___ Given entries ___

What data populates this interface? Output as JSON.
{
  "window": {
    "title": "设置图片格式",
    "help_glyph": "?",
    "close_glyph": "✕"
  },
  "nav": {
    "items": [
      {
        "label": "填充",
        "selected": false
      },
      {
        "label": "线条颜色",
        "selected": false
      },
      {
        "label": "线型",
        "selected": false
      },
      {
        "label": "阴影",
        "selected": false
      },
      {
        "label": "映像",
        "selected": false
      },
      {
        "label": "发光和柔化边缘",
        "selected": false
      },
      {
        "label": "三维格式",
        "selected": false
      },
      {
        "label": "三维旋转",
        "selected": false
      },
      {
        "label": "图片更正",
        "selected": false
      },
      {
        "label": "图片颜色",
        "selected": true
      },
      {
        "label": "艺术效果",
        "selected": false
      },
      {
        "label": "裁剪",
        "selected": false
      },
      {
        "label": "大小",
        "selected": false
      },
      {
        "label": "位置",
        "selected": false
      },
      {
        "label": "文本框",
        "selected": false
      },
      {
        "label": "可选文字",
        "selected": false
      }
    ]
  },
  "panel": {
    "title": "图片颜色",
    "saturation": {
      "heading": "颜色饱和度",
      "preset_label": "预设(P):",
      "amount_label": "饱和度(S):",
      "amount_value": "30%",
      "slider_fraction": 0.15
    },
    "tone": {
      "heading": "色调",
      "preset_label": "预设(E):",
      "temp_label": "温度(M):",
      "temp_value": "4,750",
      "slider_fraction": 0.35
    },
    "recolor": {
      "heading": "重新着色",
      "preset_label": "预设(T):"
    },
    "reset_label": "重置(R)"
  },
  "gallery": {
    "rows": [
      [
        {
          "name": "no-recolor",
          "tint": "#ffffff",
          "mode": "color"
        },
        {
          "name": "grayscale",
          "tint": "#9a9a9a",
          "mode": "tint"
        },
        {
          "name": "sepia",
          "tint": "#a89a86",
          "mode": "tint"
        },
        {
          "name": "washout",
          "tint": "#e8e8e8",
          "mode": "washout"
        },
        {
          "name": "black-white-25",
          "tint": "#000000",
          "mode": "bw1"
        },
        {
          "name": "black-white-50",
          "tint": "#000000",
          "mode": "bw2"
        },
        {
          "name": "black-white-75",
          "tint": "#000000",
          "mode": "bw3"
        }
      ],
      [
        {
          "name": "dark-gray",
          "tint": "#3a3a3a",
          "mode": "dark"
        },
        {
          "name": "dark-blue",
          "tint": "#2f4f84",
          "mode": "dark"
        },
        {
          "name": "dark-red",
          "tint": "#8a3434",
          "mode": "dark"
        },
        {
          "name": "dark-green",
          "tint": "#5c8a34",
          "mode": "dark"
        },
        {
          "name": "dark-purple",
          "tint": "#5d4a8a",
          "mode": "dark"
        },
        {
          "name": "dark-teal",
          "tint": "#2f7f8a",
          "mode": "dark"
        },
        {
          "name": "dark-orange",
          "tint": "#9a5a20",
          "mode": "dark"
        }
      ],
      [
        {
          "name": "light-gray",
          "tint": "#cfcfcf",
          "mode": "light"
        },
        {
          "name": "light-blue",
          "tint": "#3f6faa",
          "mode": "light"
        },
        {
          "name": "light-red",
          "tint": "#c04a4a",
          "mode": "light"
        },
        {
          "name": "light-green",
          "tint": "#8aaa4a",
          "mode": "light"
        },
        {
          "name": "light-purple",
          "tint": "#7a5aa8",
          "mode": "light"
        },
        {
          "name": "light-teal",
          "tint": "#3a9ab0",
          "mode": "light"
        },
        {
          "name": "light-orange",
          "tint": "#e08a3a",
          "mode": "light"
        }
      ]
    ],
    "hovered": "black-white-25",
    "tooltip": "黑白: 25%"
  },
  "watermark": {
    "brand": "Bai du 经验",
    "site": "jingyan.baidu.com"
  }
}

___
___ Given entries ___

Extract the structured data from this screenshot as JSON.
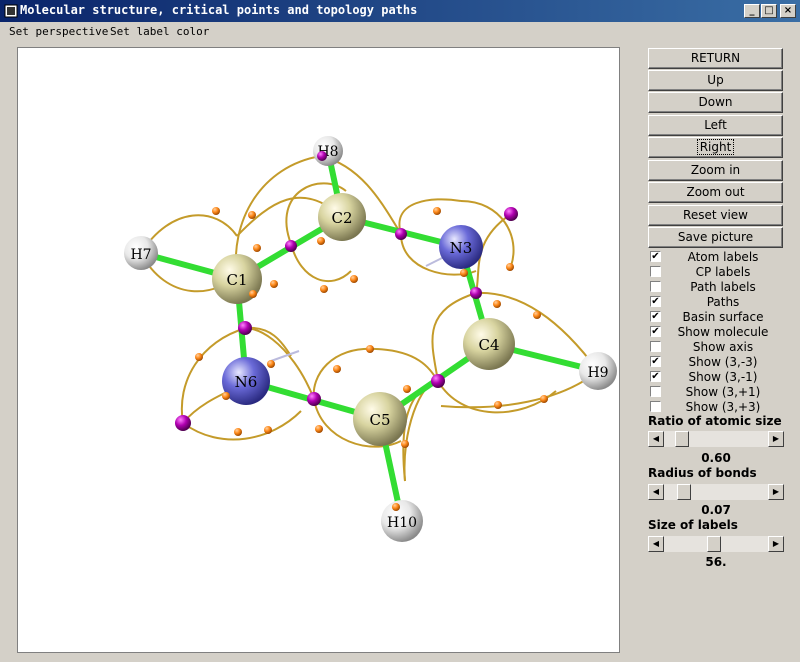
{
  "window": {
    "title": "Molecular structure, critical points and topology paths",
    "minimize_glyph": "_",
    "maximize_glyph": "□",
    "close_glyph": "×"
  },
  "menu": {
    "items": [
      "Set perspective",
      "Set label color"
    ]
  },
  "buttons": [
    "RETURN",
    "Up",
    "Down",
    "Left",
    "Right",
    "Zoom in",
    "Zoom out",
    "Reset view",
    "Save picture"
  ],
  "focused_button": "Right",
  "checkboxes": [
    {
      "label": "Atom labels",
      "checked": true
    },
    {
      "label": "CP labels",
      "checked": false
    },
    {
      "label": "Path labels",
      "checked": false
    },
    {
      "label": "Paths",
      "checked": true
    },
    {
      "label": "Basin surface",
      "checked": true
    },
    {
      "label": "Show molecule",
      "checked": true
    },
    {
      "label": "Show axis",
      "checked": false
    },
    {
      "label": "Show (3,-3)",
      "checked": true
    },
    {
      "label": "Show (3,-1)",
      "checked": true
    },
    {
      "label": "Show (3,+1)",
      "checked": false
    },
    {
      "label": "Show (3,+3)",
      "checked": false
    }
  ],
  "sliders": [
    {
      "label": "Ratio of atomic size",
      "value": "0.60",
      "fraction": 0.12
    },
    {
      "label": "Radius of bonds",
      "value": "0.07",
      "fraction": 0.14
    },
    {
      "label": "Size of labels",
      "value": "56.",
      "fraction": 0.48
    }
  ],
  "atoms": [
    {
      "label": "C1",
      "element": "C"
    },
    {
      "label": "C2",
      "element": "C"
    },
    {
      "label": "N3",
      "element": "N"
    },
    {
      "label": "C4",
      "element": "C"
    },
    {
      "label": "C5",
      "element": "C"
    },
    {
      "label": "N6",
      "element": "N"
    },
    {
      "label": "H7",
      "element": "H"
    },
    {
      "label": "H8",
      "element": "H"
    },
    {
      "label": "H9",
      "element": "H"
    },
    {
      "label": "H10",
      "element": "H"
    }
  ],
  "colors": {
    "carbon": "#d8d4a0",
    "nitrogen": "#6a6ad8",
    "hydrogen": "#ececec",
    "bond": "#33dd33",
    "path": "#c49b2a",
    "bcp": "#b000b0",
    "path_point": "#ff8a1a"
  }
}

___
___ Given entries ___

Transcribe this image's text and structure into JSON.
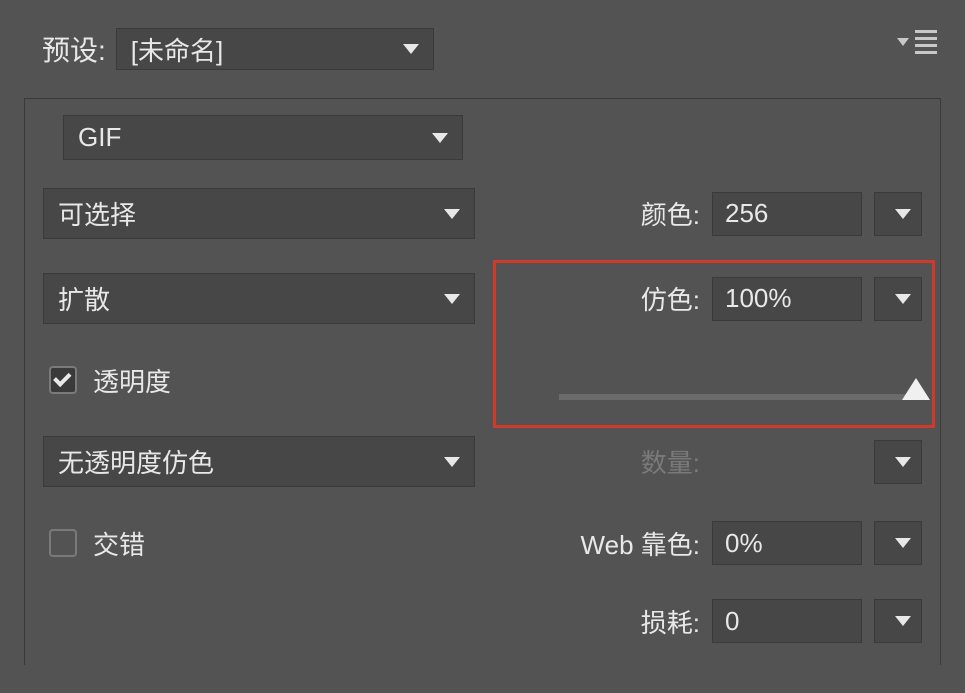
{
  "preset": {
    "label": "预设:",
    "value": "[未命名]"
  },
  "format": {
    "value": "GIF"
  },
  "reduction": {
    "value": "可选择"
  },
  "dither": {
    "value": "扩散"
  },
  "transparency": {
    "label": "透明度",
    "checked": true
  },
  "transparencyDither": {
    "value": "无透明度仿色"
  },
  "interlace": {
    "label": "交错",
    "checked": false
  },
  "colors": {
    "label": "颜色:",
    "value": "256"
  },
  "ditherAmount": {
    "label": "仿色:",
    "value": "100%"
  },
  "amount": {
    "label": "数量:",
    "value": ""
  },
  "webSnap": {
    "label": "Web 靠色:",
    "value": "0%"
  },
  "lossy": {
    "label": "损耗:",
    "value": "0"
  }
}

___

Each line containing "data" counts once; state the total number of such lines and nothing else.

2